▶ _What is being asked_
Reproduce every line below word for word, leaving out any pictures.

Spatial annotation records
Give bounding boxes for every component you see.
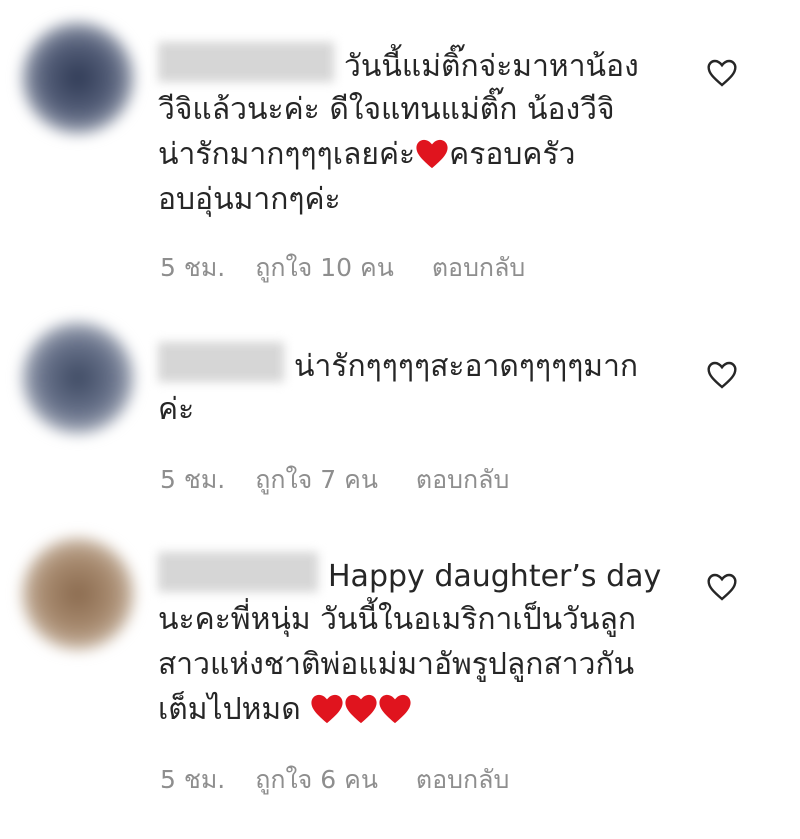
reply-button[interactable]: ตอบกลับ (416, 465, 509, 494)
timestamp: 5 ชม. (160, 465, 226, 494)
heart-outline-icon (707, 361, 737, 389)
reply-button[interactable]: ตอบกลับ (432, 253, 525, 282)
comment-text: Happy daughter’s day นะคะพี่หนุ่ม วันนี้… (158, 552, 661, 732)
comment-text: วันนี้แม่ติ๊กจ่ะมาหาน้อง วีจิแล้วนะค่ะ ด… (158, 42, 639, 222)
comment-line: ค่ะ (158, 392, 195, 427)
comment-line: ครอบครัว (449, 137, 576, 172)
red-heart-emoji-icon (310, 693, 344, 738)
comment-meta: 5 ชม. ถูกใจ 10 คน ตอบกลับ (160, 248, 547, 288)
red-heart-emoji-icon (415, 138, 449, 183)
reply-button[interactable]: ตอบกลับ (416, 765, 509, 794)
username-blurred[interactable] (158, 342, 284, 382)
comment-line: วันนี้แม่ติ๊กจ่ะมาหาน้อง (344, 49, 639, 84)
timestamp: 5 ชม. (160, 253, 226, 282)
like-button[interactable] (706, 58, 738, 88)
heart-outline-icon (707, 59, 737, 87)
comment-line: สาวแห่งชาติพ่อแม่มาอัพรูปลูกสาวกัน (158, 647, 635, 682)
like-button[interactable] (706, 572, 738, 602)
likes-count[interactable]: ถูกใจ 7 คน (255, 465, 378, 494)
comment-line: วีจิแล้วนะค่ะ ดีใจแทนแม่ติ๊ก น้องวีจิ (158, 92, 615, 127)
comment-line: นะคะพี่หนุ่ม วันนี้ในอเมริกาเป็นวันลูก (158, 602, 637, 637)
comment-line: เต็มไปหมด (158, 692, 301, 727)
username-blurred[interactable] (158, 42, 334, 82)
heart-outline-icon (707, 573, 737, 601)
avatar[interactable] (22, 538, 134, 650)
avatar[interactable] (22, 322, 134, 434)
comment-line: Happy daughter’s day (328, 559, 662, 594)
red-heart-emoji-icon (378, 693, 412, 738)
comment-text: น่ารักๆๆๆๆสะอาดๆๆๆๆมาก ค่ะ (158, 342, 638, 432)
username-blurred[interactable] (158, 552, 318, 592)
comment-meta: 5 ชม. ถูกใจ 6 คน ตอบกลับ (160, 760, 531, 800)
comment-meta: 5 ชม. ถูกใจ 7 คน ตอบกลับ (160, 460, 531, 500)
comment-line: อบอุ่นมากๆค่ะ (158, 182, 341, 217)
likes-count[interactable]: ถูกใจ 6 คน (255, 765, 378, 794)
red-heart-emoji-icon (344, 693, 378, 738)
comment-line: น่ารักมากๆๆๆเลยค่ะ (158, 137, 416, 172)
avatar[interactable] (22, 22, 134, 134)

▶ _Answer for this exercise_
Give bounding boxes for every component you see.
reply-button[interactable]: ตอบกลับ (416, 465, 509, 494)
timestamp: 5 ชม. (160, 465, 226, 494)
heart-outline-icon (707, 361, 737, 389)
reply-button[interactable]: ตอบกลับ (432, 253, 525, 282)
comment-text: Happy daughter’s day นะคะพี่หนุ่ม วันนี้… (158, 552, 661, 732)
comment-text: วันนี้แม่ติ๊กจ่ะมาหาน้อง วีจิแล้วนะค่ะ ด… (158, 42, 639, 222)
comment-line: ค่ะ (158, 392, 195, 427)
comment-line: ครอบครัว (449, 137, 576, 172)
red-heart-emoji-icon (310, 693, 344, 738)
comment-meta: 5 ชม. ถูกใจ 10 คน ตอบกลับ (160, 248, 547, 288)
red-heart-emoji-icon (415, 138, 449, 183)
reply-button[interactable]: ตอบกลับ (416, 765, 509, 794)
username-blurred[interactable] (158, 342, 284, 382)
comment-line: วันนี้แม่ติ๊กจ่ะมาหาน้อง (344, 49, 639, 84)
timestamp: 5 ชม. (160, 253, 226, 282)
like-button[interactable] (706, 58, 738, 88)
heart-outline-icon (707, 59, 737, 87)
comment-line: สาวแห่งชาติพ่อแม่มาอัพรูปลูกสาวกัน (158, 647, 635, 682)
like-button[interactable] (706, 572, 738, 602)
likes-count[interactable]: ถูกใจ 7 คน (255, 465, 378, 494)
comment-line: วีจิแล้วนะค่ะ ดีใจแทนแม่ติ๊ก น้องวีจิ (158, 92, 615, 127)
comment-line: นะคะพี่หนุ่ม วันนี้ในอเมริกาเป็นวันลูก (158, 602, 637, 637)
comment-line: เต็มไปหมด (158, 692, 301, 727)
username-blurred[interactable] (158, 42, 334, 82)
heart-outline-icon (707, 573, 737, 601)
avatar[interactable] (22, 538, 134, 650)
avatar[interactable] (22, 322, 134, 434)
comment-line: Happy daughter’s day (328, 559, 662, 594)
red-heart-emoji-icon (378, 693, 412, 738)
comment-text: น่ารักๆๆๆๆสะอาดๆๆๆๆมาก ค่ะ (158, 342, 638, 432)
username-blurred[interactable] (158, 552, 318, 592)
comment-meta: 5 ชม. ถูกใจ 6 คน ตอบกลับ (160, 760, 531, 800)
comment-meta: 5 ชม. ถูกใจ 7 คน ตอบกลับ (160, 460, 531, 500)
comment-line: อบอุ่นมากๆค่ะ (158, 182, 341, 217)
likes-count[interactable]: ถูกใจ 6 คน (255, 765, 378, 794)
red-heart-emoji-icon (344, 693, 378, 738)
comment-line: น่ารักมากๆๆๆเลยค่ะ (158, 137, 416, 172)
avatar[interactable] (22, 22, 134, 134)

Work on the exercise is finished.